## The data
--- START ---
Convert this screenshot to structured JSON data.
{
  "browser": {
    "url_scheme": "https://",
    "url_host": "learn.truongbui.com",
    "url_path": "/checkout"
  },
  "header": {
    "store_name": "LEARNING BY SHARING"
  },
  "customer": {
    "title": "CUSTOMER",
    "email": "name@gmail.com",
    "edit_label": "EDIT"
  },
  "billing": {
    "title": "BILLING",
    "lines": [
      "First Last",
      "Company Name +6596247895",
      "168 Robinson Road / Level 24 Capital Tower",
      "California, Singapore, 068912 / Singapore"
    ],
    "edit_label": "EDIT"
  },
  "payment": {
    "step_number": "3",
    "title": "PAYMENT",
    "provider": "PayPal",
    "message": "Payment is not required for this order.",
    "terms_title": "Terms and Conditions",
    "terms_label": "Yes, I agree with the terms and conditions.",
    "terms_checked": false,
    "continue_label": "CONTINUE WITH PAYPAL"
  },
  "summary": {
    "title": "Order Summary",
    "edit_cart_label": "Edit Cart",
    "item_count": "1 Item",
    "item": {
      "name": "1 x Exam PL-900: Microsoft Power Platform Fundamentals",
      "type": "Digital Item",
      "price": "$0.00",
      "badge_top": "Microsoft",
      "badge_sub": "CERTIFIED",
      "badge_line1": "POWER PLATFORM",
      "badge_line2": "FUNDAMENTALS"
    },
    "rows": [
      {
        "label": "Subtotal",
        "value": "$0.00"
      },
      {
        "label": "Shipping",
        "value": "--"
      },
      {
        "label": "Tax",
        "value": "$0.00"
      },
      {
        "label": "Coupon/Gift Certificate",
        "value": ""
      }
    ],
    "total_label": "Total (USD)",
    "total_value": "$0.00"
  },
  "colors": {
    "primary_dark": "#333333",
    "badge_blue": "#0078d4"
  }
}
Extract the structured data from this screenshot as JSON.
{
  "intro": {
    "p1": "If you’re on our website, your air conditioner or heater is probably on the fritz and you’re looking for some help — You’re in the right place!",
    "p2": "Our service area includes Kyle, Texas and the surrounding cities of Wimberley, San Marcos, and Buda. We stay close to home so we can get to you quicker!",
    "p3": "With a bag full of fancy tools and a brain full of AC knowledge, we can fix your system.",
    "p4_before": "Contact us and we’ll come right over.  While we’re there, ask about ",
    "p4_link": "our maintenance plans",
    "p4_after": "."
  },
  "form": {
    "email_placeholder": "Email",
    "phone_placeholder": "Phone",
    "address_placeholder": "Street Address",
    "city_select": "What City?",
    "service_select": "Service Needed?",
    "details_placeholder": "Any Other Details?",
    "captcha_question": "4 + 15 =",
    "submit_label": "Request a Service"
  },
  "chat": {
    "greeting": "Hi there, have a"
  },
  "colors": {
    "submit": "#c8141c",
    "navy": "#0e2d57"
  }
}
--- END ---
## Exercise description
Please quote the data above in full, with no line missing.

## Solution to this task
Convert this screenshot to structured JSON data.
{
  "browser": {
    "url_scheme": "https://",
    "url_host": "learn.truongbui.com",
    "url_path": "/checkout"
  },
  "header": {
    "store_name": "LEARNING BY SHARING"
  },
  "customer": {
    "title": "CUSTOMER",
    "email": "name@gmail.com",
    "edit_label": "EDIT"
  },
  "billing": {
    "title": "BILLING",
    "lines": [
      "First Last",
      "Company Name +6596247895",
      "168 Robinson Road / Level 24 Capital Tower",
      "California, Singapore, 068912 / Singapore"
    ],
    "edit_label": "EDIT"
  },
  "payment": {
    "step_number": "3",
    "title": "PAYMENT",
    "provider": "PayPal",
    "message": "Payment is not required for this order.",
    "terms_title": "Terms and Conditions",
    "terms_label": "Yes, I agree with the terms and conditions.",
    "terms_checked": false,
    "continue_label": "CONTINUE WITH PAYPAL"
  },
  "summary": {
    "title": "Order Summary",
    "edit_cart_label": "Edit Cart",
    "item_count": "1 Item",
    "item": {
      "name": "1 x Exam PL-900: Microsoft Power Platform Fundamentals",
      "type": "Digital Item",
      "price": "$0.00",
      "badge_top": "Microsoft",
      "badge_sub": "CERTIFIED",
      "badge_line1": "POWER PLATFORM",
      "badge_line2": "FUNDAMENTALS"
    },
    "rows": [
      {
        "label": "Subtotal",
        "value": "$0.00"
      },
      {
        "label": "Shipping",
        "value": "--"
      },
      {
        "label": "Tax",
        "value": "$0.00"
      },
      {
        "label": "Coupon/Gift Certificate",
        "value": ""
      }
    ],
    "total_label": "Total (USD)",
    "total_value": "$0.00"
  },
  "colors": {
    "primary_dark": "#333333",
    "badge_blue": "#0078d4"
  }
}
Extract the structured data from this screenshot as JSON.
{
  "intro": {
    "p1": "If you’re on our website, your air conditioner or heater is probably on the fritz and you’re looking for some help — You’re in the right place!",
    "p2": "Our service area includes Kyle, Texas and the surrounding cities of Wimberley, San Marcos, and Buda. We stay close to home so we can get to you quicker!",
    "p3": "With a bag full of fancy tools and a brain full of AC knowledge, we can fix your system.",
    "p4_before": "Contact us and we’ll come right over.  While we’re there, ask about ",
    "p4_link": "our maintenance plans",
    "p4_after": "."
  },
  "form": {
    "email_placeholder": "Email",
    "phone_placeholder": "Phone",
    "address_placeholder": "Street Address",
    "city_select": "What City?",
    "service_select": "Service Needed?",
    "details_placeholder": "Any Other Details?",
    "captcha_question": "4 + 15 =",
    "submit_label": "Request a Service"
  },
  "chat": {
    "greeting": "Hi there, have a"
  },
  "colors": {
    "submit": "#c8141c",
    "navy": "#0e2d57"
  }
}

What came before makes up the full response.